BEGIN Given records
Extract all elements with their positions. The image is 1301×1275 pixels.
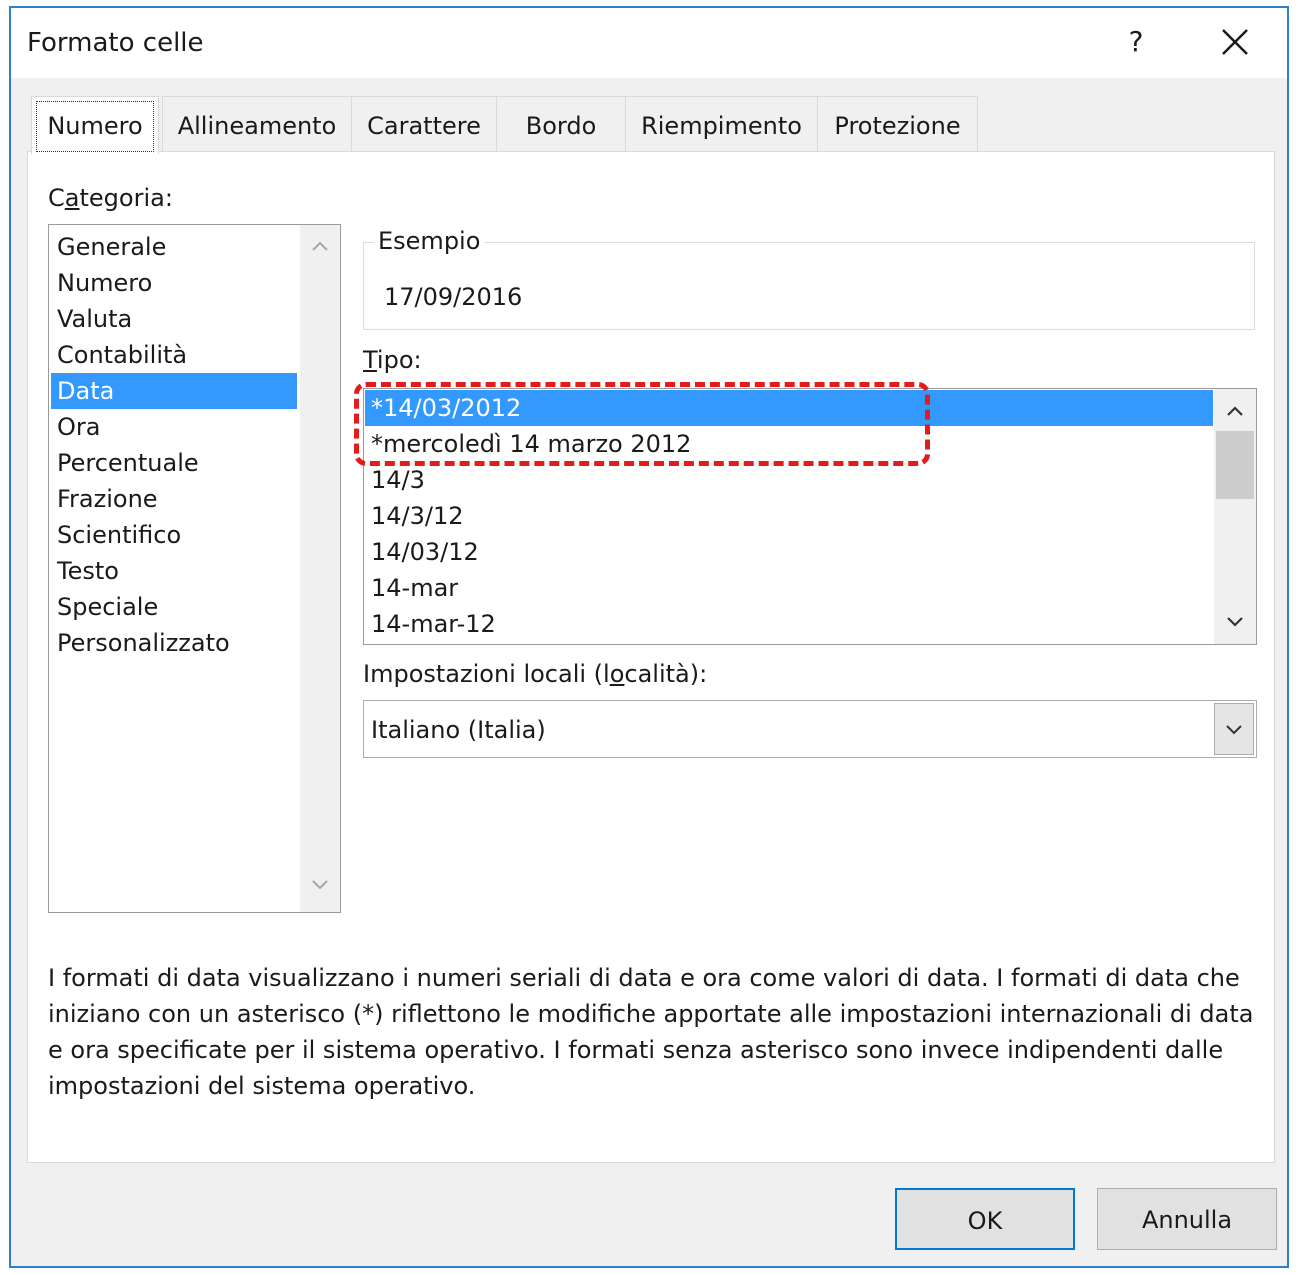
category-item-data[interactable]: Data	[51, 373, 297, 409]
category-item-valuta[interactable]: Valuta	[51, 301, 297, 337]
format-cells-dialog: Formato celle ? Numero Allineamento Cara…	[9, 6, 1289, 1268]
category-item-speciale[interactable]: Speciale	[51, 589, 297, 625]
type-item[interactable]: 14/3	[365, 462, 1213, 498]
category-item-percentuale[interactable]: Percentuale	[51, 445, 297, 481]
category-item-generale[interactable]: Generale	[51, 229, 297, 265]
type-scrollbar[interactable]	[1214, 389, 1256, 644]
category-list[interactable]: Generale Numero Valuta Contabilità Data …	[48, 224, 341, 913]
format-description: I formati di data visualizzano i numeri …	[48, 964, 1254, 1100]
locale-value: Italiano (Italia)	[371, 716, 546, 744]
category-item-frazione[interactable]: Frazione	[51, 481, 297, 517]
locale-dropdown-button[interactable]	[1214, 703, 1254, 755]
category-label: Categoria:	[48, 184, 173, 212]
category-item-personalizzato[interactable]: Personalizzato	[51, 625, 297, 661]
tab-allineamento[interactable]: Allineamento	[162, 96, 352, 152]
type-list[interactable]: *14/03/2012 *mercoledì 14 marzo 2012 14/…	[363, 388, 1257, 645]
sample-legend: Esempio	[374, 227, 485, 255]
close-icon	[1222, 29, 1248, 55]
category-item-ora[interactable]: Ora	[51, 409, 297, 445]
chevron-down-icon[interactable]	[300, 870, 340, 906]
tab-bordo[interactable]: Bordo	[496, 96, 626, 152]
type-item[interactable]: *mercoledì 14 marzo 2012	[365, 426, 1213, 462]
type-item[interactable]: 14/03/12	[365, 534, 1213, 570]
sample-group: Esempio 17/09/2016	[363, 227, 1255, 330]
close-button[interactable]	[1207, 18, 1263, 66]
tab-panel: Categoria: Generale Numero Valuta Contab…	[27, 151, 1275, 1163]
type-item[interactable]: 14-mar	[365, 570, 1213, 606]
ok-button[interactable]: OK	[895, 1188, 1075, 1250]
chevron-up-icon[interactable]	[300, 231, 340, 267]
category-item-testo[interactable]: Testo	[51, 553, 297, 589]
tab-label: Numero	[36, 101, 154, 152]
type-item[interactable]: 14/3/12	[365, 498, 1213, 534]
chevron-down-icon[interactable]	[1214, 604, 1256, 640]
type-label: Tipo:	[363, 346, 422, 374]
chevron-down-icon	[1226, 725, 1242, 735]
category-item-numero[interactable]: Numero	[51, 265, 297, 301]
tab-carattere[interactable]: Carattere	[351, 96, 497, 152]
title-bar: Formato celle ?	[11, 8, 1287, 78]
type-item[interactable]: *14/03/2012	[365, 390, 1213, 426]
scrollbar-thumb[interactable]	[1216, 431, 1254, 499]
category-scrollbar[interactable]	[300, 225, 340, 912]
tab-riempimento[interactable]: Riempimento	[625, 96, 818, 152]
tab-numero[interactable]: Numero	[31, 96, 159, 154]
category-item-contabilita[interactable]: Contabilità	[51, 337, 297, 373]
locale-label: Impostazioni locali (località):	[363, 660, 708, 688]
locale-select[interactable]: Italiano (Italia)	[363, 700, 1257, 758]
chevron-up-icon[interactable]	[1214, 393, 1256, 429]
help-button[interactable]: ?	[1111, 20, 1161, 64]
category-item-scientifico[interactable]: Scientifico	[51, 517, 297, 553]
cancel-button[interactable]: Annulla	[1097, 1188, 1277, 1250]
type-item[interactable]: 14-mar-12	[365, 606, 1213, 642]
sample-value: 17/09/2016	[384, 283, 523, 311]
dialog-title: Formato celle	[27, 28, 204, 58]
tab-protezione[interactable]: Protezione	[817, 96, 978, 152]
END Given records
### [Task instructions]
Could you reproduce every line of the records above word for word, omitting the pictures?

### [Written reply]
Extract all elements with their positions. The image is 1301×1275 pixels.
category-item-data[interactable]: Data	[51, 373, 297, 409]
category-item-valuta[interactable]: Valuta	[51, 301, 297, 337]
format-cells-dialog: Formato celle ? Numero Allineamento Cara…	[9, 6, 1289, 1268]
category-item-speciale[interactable]: Speciale	[51, 589, 297, 625]
type-item[interactable]: 14/3	[365, 462, 1213, 498]
category-item-percentuale[interactable]: Percentuale	[51, 445, 297, 481]
category-item-generale[interactable]: Generale	[51, 229, 297, 265]
type-scrollbar[interactable]	[1214, 389, 1256, 644]
category-list[interactable]: Generale Numero Valuta Contabilità Data …	[48, 224, 341, 913]
format-description: I formati di data visualizzano i numeri …	[48, 964, 1254, 1100]
locale-value: Italiano (Italia)	[371, 716, 546, 744]
category-item-frazione[interactable]: Frazione	[51, 481, 297, 517]
locale-dropdown-button[interactable]	[1214, 703, 1254, 755]
category-label: Categoria:	[48, 184, 173, 212]
category-item-personalizzato[interactable]: Personalizzato	[51, 625, 297, 661]
tab-allineamento[interactable]: Allineamento	[162, 96, 352, 152]
type-list[interactable]: *14/03/2012 *mercoledì 14 marzo 2012 14/…	[363, 388, 1257, 645]
sample-legend: Esempio	[374, 227, 485, 255]
close-icon	[1222, 29, 1248, 55]
category-item-ora[interactable]: Ora	[51, 409, 297, 445]
chevron-down-icon[interactable]	[300, 870, 340, 906]
tab-bordo[interactable]: Bordo	[496, 96, 626, 152]
type-item[interactable]: *mercoledì 14 marzo 2012	[365, 426, 1213, 462]
type-item[interactable]: 14/03/12	[365, 534, 1213, 570]
sample-group: Esempio 17/09/2016	[363, 227, 1255, 330]
close-button[interactable]	[1207, 18, 1263, 66]
tab-panel: Categoria: Generale Numero Valuta Contab…	[27, 151, 1275, 1163]
type-item[interactable]: 14-mar	[365, 570, 1213, 606]
ok-button[interactable]: OK	[895, 1188, 1075, 1250]
chevron-up-icon[interactable]	[300, 231, 340, 267]
category-item-testo[interactable]: Testo	[51, 553, 297, 589]
tab-label: Numero	[36, 101, 154, 152]
type-item[interactable]: 14/3/12	[365, 498, 1213, 534]
chevron-down-icon[interactable]	[1214, 604, 1256, 640]
type-label: Tipo:	[363, 346, 422, 374]
chevron-down-icon	[1226, 725, 1242, 735]
category-item-numero[interactable]: Numero	[51, 265, 297, 301]
tab-carattere[interactable]: Carattere	[351, 96, 497, 152]
title-bar: Formato celle ?	[11, 8, 1287, 78]
type-item[interactable]: *14/03/2012	[365, 390, 1213, 426]
scrollbar-thumb[interactable]	[1216, 431, 1254, 499]
category-scrollbar[interactable]	[300, 225, 340, 912]
tab-riempimento[interactable]: Riempimento	[625, 96, 818, 152]
tab-numero[interactable]: Numero	[31, 96, 159, 154]
category-item-contabilita[interactable]: Contabilità	[51, 337, 297, 373]
locale-label: Impostazioni locali (località):	[363, 660, 708, 688]
locale-select[interactable]: Italiano (Italia)	[363, 700, 1257, 758]
chevron-up-icon[interactable]	[1214, 393, 1256, 429]
help-button[interactable]: ?	[1111, 20, 1161, 64]
category-item-scientifico[interactable]: Scientifico	[51, 517, 297, 553]
cancel-button[interactable]: Annulla	[1097, 1188, 1277, 1250]
type-item[interactable]: 14-mar-12	[365, 606, 1213, 642]
sample-value: 17/09/2016	[384, 283, 523, 311]
dialog-title: Formato celle	[27, 28, 204, 58]
tab-protezione[interactable]: Protezione	[817, 96, 978, 152]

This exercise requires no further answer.